GIVEN EXERCISE:
Gather every line below where "Chrome" appears.
§
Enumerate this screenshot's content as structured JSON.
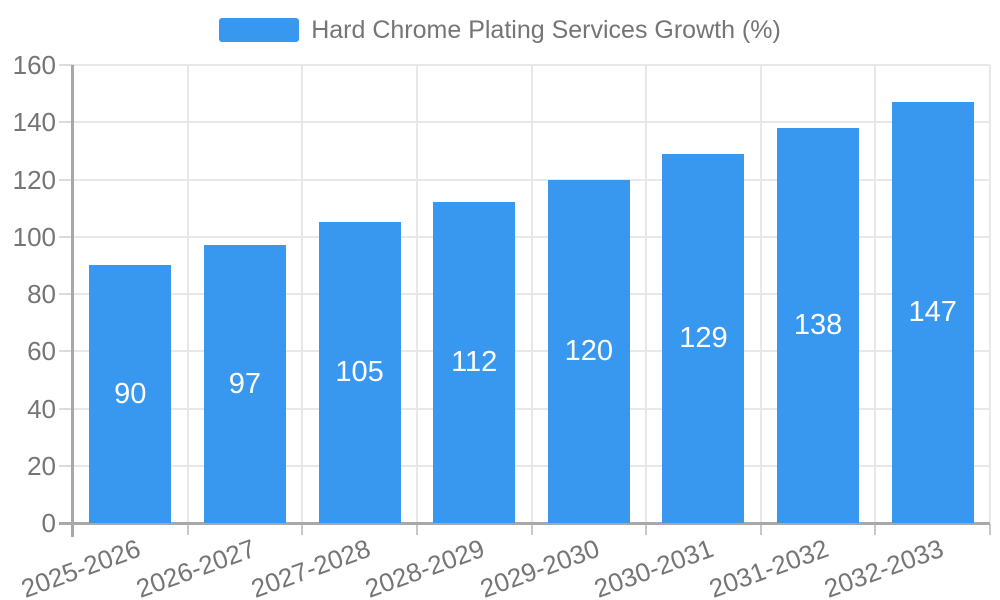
{
  "legend": {
    "label": "Hard Chrome Plating Services Growth (%)"
  },
  "chart_data": {
    "type": "bar",
    "title": "Hard Chrome Plating Services Growth (%)",
    "series_name": "Hard Chrome Plating Services Growth (%)",
    "categories": [
      "2025-2026",
      "2026-2027",
      "2027-2028",
      "2028-2029",
      "2029-2030",
      "2030-2031",
      "2031-2032",
      "2032-2033"
    ],
    "values": [
      90,
      97,
      105,
      112,
      120,
      129,
      138,
      147
    ],
    "xlabel": "",
    "ylabel": "",
    "ylim": [
      0,
      160
    ],
    "ytick_step": 20,
    "grid": true,
    "legend_position": "top-center",
    "x_label_rotation_deg": -20,
    "colors": {
      "bar": "#3898ef",
      "value_label": "#ffffff",
      "axis_text": "#757575",
      "grid_line": "#e8e8e8",
      "left_tick": "#dcdcdc",
      "bottom_tick": "#c8c8c8",
      "axis_line": "#a8a8a8",
      "background": "#ffffff"
    }
  }
}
§
ANSWER TO THIS PROBLEM:
    "label": "Hard Chrome Plating Services Growth (%)"
    "title": "Hard Chrome Plating Services Growth (%)",
    "series_name": "Hard Chrome Plating Services Growth (%)",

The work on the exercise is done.